(Collected data entries)
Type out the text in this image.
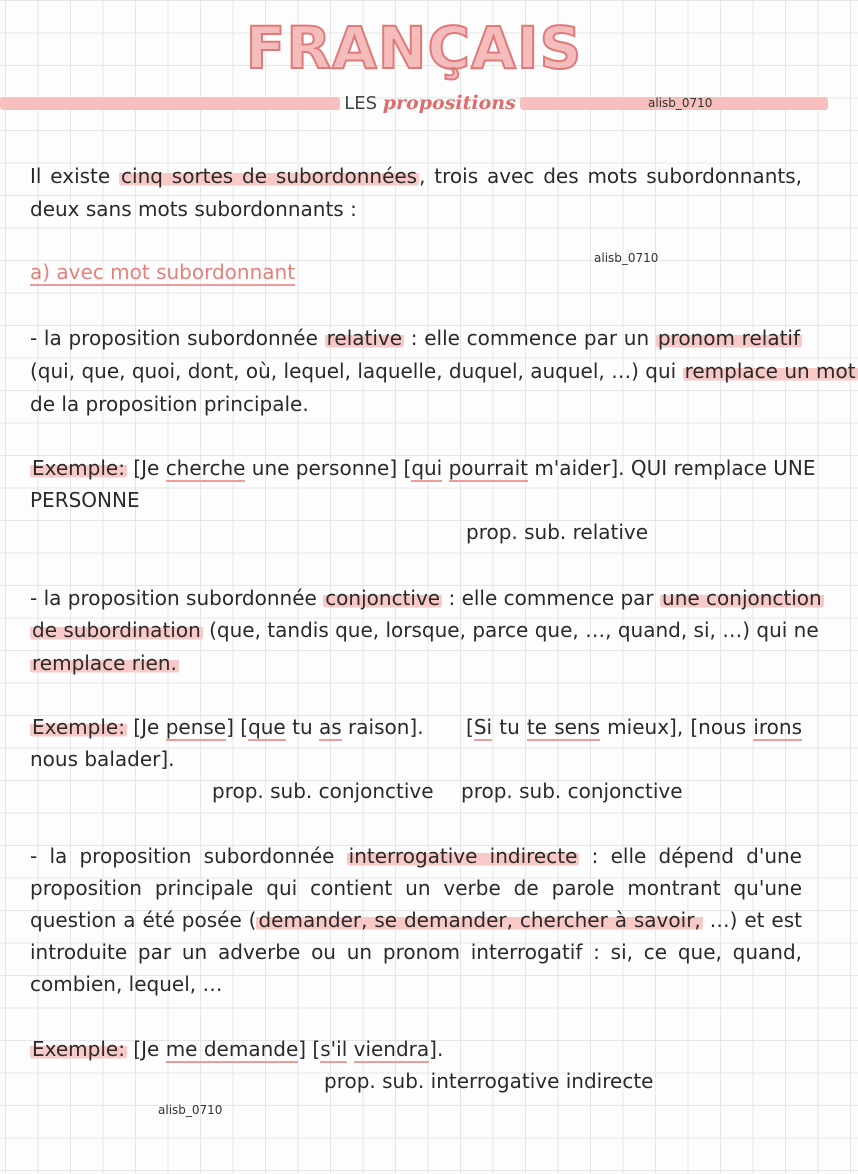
FRANÇAIS
LES propositions	alisb_0710
Il existe cinq sortes de subordonnées , trois avec des mots subordonnants,
deux sans mots subordonnants :
alisb_0710
a) avec mot subordonnant
- la proposition subordonnée relative : elle commence par un pronom relatif
(qui, que, quoi, dont, où, lequel, laquelle, duquel, auquel, …) qui remplace un mot
de la proposition principale.
Exemple: [Je cherche une personne] [qui pourrait m'aider]. QUI remplace UNE
PERSONNE
prop. sub. relative
- la proposition subordonnée conjonctive : elle commence par une conjonction
de subordination (que, tandis que, lorsque, parce que, …, quand, si, …) qui ne
remplace rien.
Exemple: [Je pense] [que tu as raison].	[Si tu te sens mieux], [nous irons
nous balader].
prop. sub. conjonctive	prop. sub. conjonctive
- la proposition subordonnée interrogative indirecte : elle dépend d'une
proposition principale qui contient un verbe de parole montrant qu'une
question a été posée ( demander, se demander, chercher à savoir, …) et est
introduite par un adverbe ou un pronom interrogatif : si, ce que, quand,
combien, lequel, …
Exemple: [Je me demande] [s'il viendra].
prop. sub. interrogative indirecte
alisb_0710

→ SHORT TASK: From the listing, copy each line containing the word "nous".

→ EXERCISE RESPONSE:
Exemple: [Je pense] [que tu as raison].	[Si tu te sens mieux], [nous irons
nous balader].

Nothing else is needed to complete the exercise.